**Task details:** Reproduce the listing below with each "cci-upper-area-segment" replaced by "cci-upper-band-segment" and every other line left unchanged. Omit the pictures from your version.

**Stored data:**
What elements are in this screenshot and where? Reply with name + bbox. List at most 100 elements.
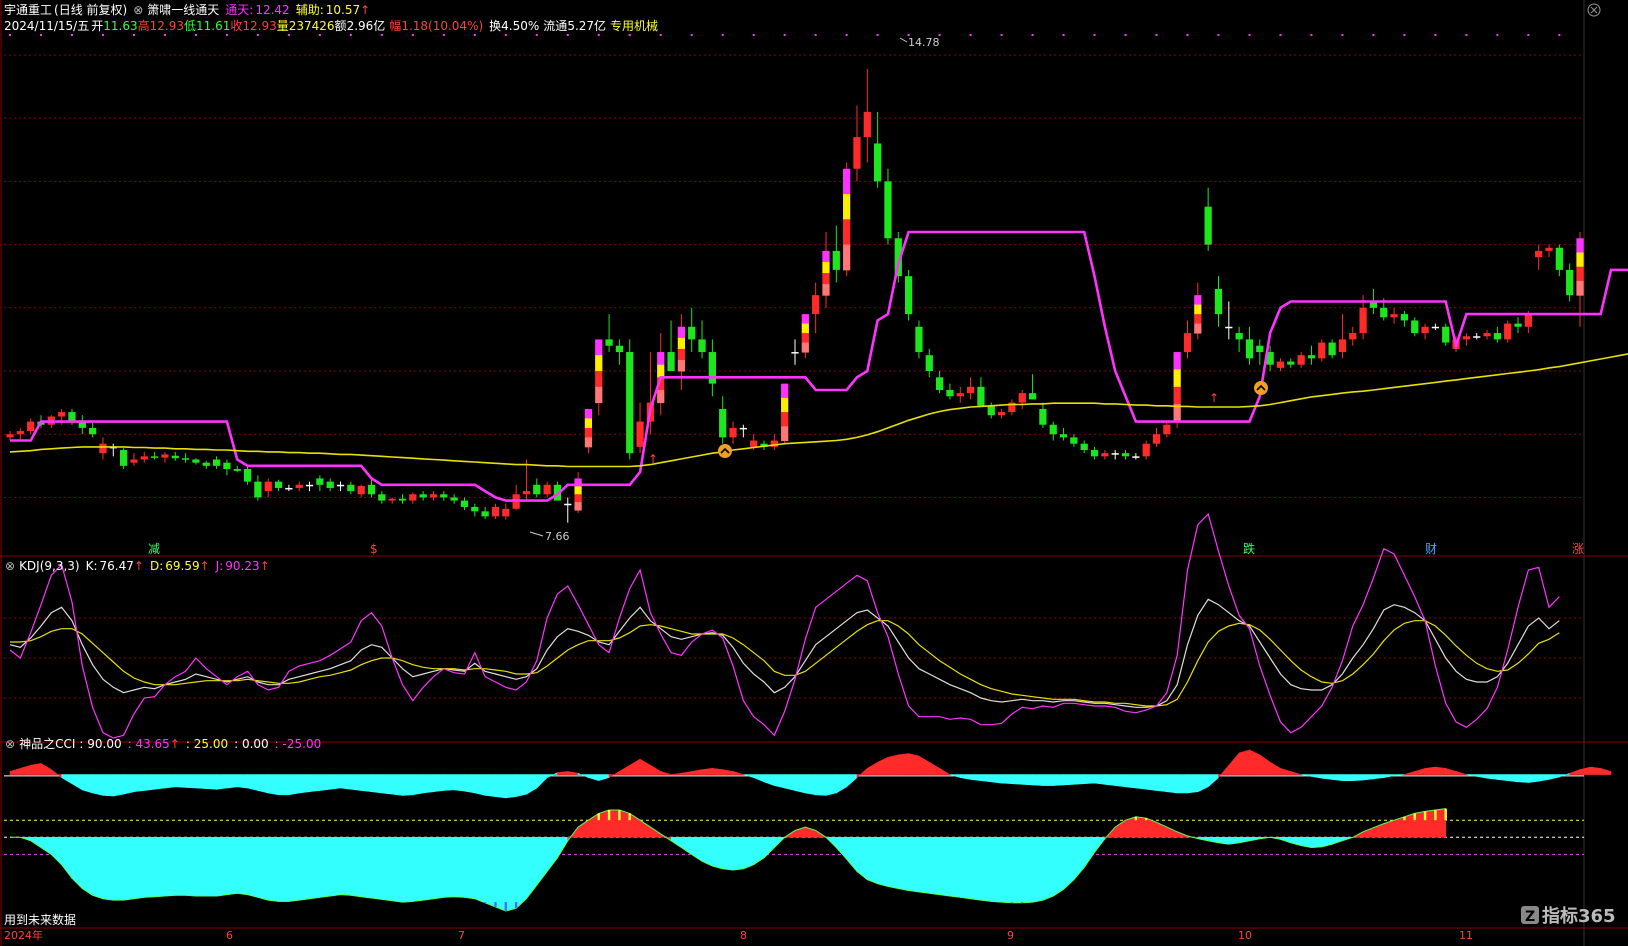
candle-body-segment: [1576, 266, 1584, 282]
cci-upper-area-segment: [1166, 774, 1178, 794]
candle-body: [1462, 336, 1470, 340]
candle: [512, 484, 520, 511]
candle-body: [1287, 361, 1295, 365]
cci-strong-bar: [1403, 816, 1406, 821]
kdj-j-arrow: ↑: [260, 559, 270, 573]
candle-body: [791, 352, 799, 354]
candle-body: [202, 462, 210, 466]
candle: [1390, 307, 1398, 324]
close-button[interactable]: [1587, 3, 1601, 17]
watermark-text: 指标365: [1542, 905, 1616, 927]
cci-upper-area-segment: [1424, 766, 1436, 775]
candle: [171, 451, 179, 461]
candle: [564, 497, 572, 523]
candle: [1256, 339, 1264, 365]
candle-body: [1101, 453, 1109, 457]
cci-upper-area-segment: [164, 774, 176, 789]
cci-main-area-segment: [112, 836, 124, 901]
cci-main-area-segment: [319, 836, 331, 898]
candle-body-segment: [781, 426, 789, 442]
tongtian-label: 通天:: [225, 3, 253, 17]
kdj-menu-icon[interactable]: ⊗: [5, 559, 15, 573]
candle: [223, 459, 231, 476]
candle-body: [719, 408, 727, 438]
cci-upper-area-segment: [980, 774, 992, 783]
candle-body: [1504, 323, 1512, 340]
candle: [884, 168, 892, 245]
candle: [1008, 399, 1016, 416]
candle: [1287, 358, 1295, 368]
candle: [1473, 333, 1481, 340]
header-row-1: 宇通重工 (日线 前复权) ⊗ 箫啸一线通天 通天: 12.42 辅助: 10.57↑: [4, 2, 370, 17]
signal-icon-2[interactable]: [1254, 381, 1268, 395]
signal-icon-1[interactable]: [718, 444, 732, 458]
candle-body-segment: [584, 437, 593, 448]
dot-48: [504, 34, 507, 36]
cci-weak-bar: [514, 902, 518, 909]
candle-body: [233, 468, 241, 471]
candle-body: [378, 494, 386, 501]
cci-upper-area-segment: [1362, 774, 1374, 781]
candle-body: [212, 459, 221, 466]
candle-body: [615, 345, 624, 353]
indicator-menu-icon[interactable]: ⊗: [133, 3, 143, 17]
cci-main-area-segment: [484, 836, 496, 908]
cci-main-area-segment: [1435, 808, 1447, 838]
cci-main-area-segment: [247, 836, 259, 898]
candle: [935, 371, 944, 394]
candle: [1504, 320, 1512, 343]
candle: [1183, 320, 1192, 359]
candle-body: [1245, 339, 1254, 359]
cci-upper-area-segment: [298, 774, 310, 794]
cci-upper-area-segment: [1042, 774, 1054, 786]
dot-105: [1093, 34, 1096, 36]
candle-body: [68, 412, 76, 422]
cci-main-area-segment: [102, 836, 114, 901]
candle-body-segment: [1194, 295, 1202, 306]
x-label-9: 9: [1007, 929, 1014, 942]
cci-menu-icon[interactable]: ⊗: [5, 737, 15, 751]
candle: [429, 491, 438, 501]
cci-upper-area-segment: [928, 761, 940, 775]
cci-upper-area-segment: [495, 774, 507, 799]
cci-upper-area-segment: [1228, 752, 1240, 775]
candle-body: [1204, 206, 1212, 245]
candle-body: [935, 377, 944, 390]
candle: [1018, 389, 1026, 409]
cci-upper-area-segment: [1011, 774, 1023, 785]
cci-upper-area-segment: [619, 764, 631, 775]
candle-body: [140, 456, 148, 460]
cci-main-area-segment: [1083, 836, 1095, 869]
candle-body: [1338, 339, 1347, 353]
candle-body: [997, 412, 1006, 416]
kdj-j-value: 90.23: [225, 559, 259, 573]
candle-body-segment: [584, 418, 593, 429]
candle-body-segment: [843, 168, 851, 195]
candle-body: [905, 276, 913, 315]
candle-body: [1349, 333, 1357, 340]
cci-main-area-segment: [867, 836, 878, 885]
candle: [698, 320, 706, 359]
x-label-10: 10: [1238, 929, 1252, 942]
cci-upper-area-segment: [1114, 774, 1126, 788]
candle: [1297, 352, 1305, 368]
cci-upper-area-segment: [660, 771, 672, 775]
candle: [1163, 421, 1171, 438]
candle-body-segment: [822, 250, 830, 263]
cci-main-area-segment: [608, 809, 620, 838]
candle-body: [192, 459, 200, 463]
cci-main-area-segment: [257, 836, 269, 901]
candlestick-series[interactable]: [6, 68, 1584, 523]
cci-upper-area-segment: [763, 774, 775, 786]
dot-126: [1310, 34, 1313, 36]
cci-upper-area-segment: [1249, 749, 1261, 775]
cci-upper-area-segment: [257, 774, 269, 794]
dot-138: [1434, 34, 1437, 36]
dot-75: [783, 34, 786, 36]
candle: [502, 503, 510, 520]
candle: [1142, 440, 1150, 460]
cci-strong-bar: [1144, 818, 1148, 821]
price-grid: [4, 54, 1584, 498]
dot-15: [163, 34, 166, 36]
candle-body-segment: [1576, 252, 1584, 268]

**Task solution:**
What elements are in this screenshot and where? Reply with name + bbox. List at most 100 elements.
candle-body-segment: [1576, 266, 1584, 282]
cci-upper-band-segment: [1166, 774, 1178, 794]
candle-body: [1462, 336, 1470, 340]
candle: [512, 484, 520, 511]
candle-body: [1287, 361, 1295, 365]
cci-strong-bar: [1403, 816, 1406, 821]
kdj-j-arrow: ↑: [260, 559, 270, 573]
candle-body: [791, 352, 799, 354]
candle-body: [202, 462, 210, 466]
candle: [1390, 307, 1398, 324]
close-button[interactable]: [1587, 3, 1601, 17]
watermark-text: 指标365: [1542, 905, 1616, 927]
cci-upper-band-segment: [1424, 766, 1436, 775]
candle: [171, 451, 179, 461]
candle: [564, 497, 572, 523]
candle: [1256, 339, 1264, 365]
candle-body: [1101, 453, 1109, 457]
cci-upper-band-segment: [164, 774, 176, 789]
cci-main-area-segment: [112, 836, 124, 901]
cci-main-area-segment: [319, 836, 331, 898]
candle-body-segment: [781, 426, 789, 442]
tongtian-label: 通天:: [225, 3, 253, 17]
kdj-menu-icon[interactable]: ⊗: [5, 559, 15, 573]
candle: [223, 459, 231, 476]
candle-body: [719, 408, 727, 438]
cci-upper-band-segment: [980, 774, 992, 783]
candle-body: [1504, 323, 1512, 340]
candle: [884, 168, 892, 245]
candle: [1008, 399, 1016, 416]
candle: [1287, 358, 1295, 368]
candle: [1473, 333, 1481, 340]
header-row-1: 宇通重工 (日线 前复权) ⊗ 箫啸一线通天 通天: 12.42 辅助: 10.57↑: [4, 2, 370, 17]
signal-icon-2[interactable]: [1254, 381, 1268, 395]
signal-icon-1[interactable]: [718, 444, 732, 458]
candle-body-segment: [584, 437, 593, 448]
dot-48: [504, 34, 507, 36]
cci-weak-bar: [514, 902, 518, 909]
candle-body: [233, 468, 241, 471]
candle-body: [378, 494, 386, 501]
cci-upper-band-segment: [1362, 774, 1374, 781]
candle-body: [212, 459, 221, 466]
candle-body: [615, 345, 624, 353]
indicator-menu-icon[interactable]: ⊗: [133, 3, 143, 17]
cci-main-area-segment: [484, 836, 496, 908]
cci-main-area-segment: [1435, 808, 1447, 838]
cci-main-area-segment: [247, 836, 259, 898]
candle: [935, 371, 944, 394]
candle: [1504, 320, 1512, 343]
candle: [1183, 320, 1192, 359]
candle-body: [1245, 339, 1254, 359]
cci-upper-band-segment: [298, 774, 310, 794]
cci-upper-band-segment: [1042, 774, 1054, 786]
dot-105: [1093, 34, 1096, 36]
candle-body: [68, 412, 76, 422]
cci-main-area-segment: [102, 836, 114, 901]
candle-body-segment: [1194, 295, 1202, 306]
x-label-9: 9: [1007, 929, 1014, 942]
cci-menu-icon[interactable]: ⊗: [5, 737, 15, 751]
candle: [429, 491, 438, 501]
cci-upper-band-segment: [928, 761, 940, 775]
cci-upper-band-segment: [495, 774, 507, 799]
cci-upper-band-segment: [1228, 752, 1240, 775]
candle-body: [1204, 206, 1212, 245]
candle-body: [935, 377, 944, 390]
candle: [1018, 389, 1026, 409]
cci-upper-band-segment: [1011, 774, 1023, 785]
cci-upper-band-segment: [619, 764, 631, 775]
candle-body: [140, 456, 148, 460]
cci-main-area-segment: [1083, 836, 1095, 869]
candle-body: [1338, 339, 1347, 353]
candle-body: [997, 412, 1006, 416]
kdj-j-value: 90.23: [225, 559, 259, 573]
candle-body-segment: [584, 418, 593, 429]
candle-body-segment: [843, 168, 851, 195]
candle-body: [905, 276, 913, 315]
candle-body: [1349, 333, 1357, 340]
cci-main-area-segment: [867, 836, 878, 885]
candle: [698, 320, 706, 359]
x-label-10: 10: [1238, 929, 1252, 942]
cci-upper-band-segment: [1114, 774, 1126, 788]
candle: [1297, 352, 1305, 368]
cci-upper-band-segment: [660, 771, 672, 775]
candle: [1163, 421, 1171, 438]
candle-body-segment: [822, 250, 830, 263]
cci-main-area-segment: [608, 809, 620, 838]
candle-body: [192, 459, 200, 463]
cci-main-area-segment: [257, 836, 269, 901]
candlestick-series[interactable]: [6, 68, 1584, 523]
cci-upper-band-segment: [763, 774, 775, 786]
dot-126: [1310, 34, 1313, 36]
cci-upper-band-segment: [1249, 749, 1261, 775]
cci-upper-band-segment: [257, 774, 269, 794]
dot-138: [1434, 34, 1437, 36]
dot-75: [783, 34, 786, 36]
candle: [502, 503, 510, 520]
candle: [1142, 440, 1150, 460]
cci-strong-bar: [1144, 818, 1148, 821]
price-grid: [4, 54, 1584, 498]
dot-15: [163, 34, 166, 36]
candle-body-segment: [1576, 252, 1584, 268]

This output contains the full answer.